[Start]

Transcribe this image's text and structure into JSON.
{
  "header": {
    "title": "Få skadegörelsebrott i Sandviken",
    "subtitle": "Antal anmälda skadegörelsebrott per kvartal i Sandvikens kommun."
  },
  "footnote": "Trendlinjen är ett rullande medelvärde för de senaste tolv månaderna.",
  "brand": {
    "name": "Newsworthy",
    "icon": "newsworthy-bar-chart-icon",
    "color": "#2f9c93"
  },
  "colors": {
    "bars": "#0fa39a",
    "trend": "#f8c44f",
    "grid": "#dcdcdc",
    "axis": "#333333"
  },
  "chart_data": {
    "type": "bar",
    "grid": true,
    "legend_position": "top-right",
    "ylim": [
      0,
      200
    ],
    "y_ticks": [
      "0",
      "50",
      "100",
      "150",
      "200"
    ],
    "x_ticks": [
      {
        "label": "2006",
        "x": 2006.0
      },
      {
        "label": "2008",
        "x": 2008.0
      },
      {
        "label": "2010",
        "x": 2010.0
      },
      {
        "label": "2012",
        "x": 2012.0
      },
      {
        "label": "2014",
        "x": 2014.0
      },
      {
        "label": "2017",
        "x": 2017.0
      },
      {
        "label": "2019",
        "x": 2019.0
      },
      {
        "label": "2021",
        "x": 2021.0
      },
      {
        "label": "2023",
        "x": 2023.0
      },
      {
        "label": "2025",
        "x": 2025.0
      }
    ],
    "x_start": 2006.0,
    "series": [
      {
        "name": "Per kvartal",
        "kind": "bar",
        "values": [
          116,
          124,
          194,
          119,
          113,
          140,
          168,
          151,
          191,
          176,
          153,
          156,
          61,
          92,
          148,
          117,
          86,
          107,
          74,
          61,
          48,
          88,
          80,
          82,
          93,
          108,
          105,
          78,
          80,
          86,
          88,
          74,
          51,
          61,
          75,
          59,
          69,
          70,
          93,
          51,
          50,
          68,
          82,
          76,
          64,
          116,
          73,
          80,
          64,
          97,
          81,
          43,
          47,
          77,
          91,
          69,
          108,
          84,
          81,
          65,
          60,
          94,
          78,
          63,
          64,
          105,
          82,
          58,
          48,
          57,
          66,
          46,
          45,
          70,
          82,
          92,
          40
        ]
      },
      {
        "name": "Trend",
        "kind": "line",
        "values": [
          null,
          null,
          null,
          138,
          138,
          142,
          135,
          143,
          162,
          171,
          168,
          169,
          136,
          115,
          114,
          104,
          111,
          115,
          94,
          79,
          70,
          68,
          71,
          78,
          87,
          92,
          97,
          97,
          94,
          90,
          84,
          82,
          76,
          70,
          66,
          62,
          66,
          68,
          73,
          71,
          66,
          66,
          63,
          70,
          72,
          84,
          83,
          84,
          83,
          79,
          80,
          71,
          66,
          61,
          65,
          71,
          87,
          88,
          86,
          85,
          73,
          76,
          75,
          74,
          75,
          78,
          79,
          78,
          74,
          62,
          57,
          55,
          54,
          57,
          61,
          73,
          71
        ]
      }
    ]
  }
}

[End]

> _Problem_:
Find every line in the listing that holds the string "name", then say how many there are as a bare number.

> _Answer to the problem_:
3